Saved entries
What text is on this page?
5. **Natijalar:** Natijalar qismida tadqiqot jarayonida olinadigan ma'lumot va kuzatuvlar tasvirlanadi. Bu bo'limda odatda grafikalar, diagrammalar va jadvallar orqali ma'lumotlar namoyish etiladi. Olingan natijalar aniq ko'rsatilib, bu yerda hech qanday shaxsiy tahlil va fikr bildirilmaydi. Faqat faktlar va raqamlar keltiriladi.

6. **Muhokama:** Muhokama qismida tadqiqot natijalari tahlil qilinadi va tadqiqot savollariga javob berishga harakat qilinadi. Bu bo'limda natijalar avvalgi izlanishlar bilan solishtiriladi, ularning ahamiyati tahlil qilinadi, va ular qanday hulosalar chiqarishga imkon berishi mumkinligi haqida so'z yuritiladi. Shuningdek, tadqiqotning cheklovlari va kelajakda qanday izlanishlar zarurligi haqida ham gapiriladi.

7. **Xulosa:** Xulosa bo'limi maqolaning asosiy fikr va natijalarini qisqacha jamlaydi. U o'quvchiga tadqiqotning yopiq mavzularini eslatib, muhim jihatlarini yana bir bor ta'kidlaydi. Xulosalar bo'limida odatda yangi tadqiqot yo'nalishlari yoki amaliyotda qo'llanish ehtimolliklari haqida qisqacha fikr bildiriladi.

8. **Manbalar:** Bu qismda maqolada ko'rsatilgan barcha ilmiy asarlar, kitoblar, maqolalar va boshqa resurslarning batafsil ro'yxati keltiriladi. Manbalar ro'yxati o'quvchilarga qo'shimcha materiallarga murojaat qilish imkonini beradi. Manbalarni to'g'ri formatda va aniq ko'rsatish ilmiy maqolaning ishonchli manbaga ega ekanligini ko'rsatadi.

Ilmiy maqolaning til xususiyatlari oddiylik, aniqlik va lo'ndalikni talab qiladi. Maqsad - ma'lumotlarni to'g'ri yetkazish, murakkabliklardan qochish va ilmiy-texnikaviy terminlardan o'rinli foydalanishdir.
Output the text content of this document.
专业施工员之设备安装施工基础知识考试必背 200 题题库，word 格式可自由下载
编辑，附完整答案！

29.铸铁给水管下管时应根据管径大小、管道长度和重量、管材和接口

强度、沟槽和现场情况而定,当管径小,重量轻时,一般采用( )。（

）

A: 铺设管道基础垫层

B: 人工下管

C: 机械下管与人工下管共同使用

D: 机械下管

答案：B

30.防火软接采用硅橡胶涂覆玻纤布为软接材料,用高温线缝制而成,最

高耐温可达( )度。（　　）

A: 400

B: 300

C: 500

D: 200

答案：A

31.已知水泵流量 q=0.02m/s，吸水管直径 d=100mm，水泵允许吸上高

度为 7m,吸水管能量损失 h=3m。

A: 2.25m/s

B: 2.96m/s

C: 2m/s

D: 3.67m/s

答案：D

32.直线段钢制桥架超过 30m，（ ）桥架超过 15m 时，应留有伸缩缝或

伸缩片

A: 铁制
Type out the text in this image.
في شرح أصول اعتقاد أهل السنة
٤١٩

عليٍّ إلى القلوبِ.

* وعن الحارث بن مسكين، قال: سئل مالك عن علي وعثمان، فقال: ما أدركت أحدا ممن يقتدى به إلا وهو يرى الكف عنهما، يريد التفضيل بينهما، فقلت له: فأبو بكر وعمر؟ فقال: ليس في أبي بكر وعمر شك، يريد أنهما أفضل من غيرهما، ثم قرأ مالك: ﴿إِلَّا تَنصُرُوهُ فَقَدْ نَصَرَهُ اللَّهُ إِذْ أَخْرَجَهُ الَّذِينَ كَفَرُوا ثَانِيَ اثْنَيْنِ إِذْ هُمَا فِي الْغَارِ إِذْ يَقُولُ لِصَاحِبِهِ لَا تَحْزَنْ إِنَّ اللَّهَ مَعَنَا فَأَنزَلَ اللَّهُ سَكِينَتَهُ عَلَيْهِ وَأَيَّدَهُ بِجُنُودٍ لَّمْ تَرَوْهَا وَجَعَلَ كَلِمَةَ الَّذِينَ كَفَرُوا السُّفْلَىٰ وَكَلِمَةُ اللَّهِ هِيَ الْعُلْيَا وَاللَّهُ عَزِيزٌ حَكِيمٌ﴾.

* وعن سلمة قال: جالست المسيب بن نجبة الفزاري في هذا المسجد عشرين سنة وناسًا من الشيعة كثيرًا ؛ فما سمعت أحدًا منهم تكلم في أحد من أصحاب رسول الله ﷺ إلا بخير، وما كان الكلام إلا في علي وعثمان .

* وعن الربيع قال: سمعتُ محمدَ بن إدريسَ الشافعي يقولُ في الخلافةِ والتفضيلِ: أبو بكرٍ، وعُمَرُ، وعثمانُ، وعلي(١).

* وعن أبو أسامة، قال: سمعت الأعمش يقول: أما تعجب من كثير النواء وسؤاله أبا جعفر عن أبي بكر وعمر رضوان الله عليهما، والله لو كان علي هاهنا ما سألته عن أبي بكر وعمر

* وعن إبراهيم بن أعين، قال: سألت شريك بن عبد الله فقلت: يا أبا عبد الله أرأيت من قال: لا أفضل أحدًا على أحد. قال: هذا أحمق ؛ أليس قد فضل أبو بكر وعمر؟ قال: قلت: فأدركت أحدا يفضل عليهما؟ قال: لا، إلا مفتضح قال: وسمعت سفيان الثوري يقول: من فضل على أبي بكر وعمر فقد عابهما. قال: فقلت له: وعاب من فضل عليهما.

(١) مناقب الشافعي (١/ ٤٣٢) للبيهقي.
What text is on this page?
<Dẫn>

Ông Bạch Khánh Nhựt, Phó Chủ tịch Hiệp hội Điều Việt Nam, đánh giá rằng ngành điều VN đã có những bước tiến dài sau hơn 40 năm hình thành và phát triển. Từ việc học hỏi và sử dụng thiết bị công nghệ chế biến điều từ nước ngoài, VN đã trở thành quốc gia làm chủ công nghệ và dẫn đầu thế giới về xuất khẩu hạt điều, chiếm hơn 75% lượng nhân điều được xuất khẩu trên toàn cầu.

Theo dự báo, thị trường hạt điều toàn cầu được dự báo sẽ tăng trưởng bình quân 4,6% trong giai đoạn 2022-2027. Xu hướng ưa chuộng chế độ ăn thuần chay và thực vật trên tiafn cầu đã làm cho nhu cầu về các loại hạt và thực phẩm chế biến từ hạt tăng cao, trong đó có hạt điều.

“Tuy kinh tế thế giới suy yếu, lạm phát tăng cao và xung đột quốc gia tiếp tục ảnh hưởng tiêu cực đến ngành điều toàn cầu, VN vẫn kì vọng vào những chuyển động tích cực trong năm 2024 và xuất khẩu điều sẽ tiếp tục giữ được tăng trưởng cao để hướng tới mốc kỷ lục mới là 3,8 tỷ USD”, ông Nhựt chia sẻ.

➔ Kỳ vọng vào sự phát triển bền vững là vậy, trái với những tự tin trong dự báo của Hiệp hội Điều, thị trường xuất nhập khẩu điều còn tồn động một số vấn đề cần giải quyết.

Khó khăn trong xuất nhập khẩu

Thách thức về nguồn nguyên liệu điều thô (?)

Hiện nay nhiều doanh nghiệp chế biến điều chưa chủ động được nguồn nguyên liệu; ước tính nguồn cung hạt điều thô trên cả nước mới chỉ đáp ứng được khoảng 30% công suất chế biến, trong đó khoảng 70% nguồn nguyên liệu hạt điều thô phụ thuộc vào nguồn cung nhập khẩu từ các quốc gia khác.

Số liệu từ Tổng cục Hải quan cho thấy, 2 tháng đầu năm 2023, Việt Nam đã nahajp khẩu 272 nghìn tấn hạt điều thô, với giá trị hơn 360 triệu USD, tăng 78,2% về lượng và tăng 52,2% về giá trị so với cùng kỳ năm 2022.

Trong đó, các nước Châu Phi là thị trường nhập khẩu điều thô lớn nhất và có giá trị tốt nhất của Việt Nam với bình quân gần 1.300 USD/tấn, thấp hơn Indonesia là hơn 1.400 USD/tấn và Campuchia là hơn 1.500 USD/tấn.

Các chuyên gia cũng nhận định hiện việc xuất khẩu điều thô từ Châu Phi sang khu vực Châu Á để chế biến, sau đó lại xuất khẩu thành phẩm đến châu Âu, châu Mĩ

• Set task: Pick out the lines that have the word "عليهما". Copy them all.

• Expected output:
* وعن أبو أسامة، قال: سمعت الأعمش يقول: أما تعجب من كثير النواء وسؤاله أبا جعفر عن أبي بكر وعمر رضوان الله عليهما، والله لو كان علي هاهنا ما سألته عن أبي بكر وعمر
* وعن إبراهيم بن أعين، قال: سألت شريك بن عبد الله فقلت: يا أبا عبد الله أرأيت من قال: لا أفضل أحدًا على أحد. قال: هذا أحمق ؛ أليس قد فضل أبو بكر وعمر؟ قال: قلت: فأدركت أحدا يفضل عليهما؟ قال: لا، إلا مفتضح قال: وسمعت سفيان الثوري يقول: من فضل على أبي بكر وعمر فقد عابهما. قال: فقلت له: وعاب من فضل عليهما.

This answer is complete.